Short task: Keep only those lines of the records that include the string "density".

::: Data shown

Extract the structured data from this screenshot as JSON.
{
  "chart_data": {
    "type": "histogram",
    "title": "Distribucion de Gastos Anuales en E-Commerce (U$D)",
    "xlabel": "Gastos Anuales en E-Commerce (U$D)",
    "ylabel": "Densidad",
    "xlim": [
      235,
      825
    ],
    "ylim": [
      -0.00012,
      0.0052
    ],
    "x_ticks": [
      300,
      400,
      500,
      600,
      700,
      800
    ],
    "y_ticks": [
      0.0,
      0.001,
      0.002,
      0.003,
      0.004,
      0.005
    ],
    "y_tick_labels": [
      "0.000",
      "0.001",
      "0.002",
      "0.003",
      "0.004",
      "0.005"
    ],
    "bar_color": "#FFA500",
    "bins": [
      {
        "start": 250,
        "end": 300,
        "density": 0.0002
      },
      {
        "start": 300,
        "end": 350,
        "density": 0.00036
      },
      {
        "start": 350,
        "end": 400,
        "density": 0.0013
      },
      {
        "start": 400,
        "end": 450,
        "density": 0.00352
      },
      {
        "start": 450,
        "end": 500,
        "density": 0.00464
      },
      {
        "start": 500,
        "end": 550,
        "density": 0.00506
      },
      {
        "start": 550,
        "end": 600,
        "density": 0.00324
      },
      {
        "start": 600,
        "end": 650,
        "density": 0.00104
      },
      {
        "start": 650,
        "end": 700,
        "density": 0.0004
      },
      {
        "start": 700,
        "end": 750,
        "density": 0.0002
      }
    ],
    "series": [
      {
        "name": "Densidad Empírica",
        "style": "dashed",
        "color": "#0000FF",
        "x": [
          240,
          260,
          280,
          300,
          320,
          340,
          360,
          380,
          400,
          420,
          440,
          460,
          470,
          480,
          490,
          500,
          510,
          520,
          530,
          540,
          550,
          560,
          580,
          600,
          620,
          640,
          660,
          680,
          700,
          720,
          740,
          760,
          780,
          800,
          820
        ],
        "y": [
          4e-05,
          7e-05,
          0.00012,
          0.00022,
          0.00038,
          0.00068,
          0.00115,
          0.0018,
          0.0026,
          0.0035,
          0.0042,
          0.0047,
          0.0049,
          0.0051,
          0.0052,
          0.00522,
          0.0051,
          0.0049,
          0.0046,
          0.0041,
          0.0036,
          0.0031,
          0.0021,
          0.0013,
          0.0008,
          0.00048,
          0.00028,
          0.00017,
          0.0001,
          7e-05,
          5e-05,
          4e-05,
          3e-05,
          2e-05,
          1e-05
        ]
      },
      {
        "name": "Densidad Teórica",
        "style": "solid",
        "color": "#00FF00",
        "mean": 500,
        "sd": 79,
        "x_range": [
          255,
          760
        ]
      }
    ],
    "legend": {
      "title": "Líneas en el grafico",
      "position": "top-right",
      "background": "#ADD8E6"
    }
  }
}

::::::

Exercise answer:
        "density": 0.0002
        "density": 0.00036
        "density": 0.0013
        "density": 0.00352
        "density": 0.00464
        "density": 0.00506
        "density": 0.00324
        "density": 0.00104
        "density": 0.0004
        "density": 0.0002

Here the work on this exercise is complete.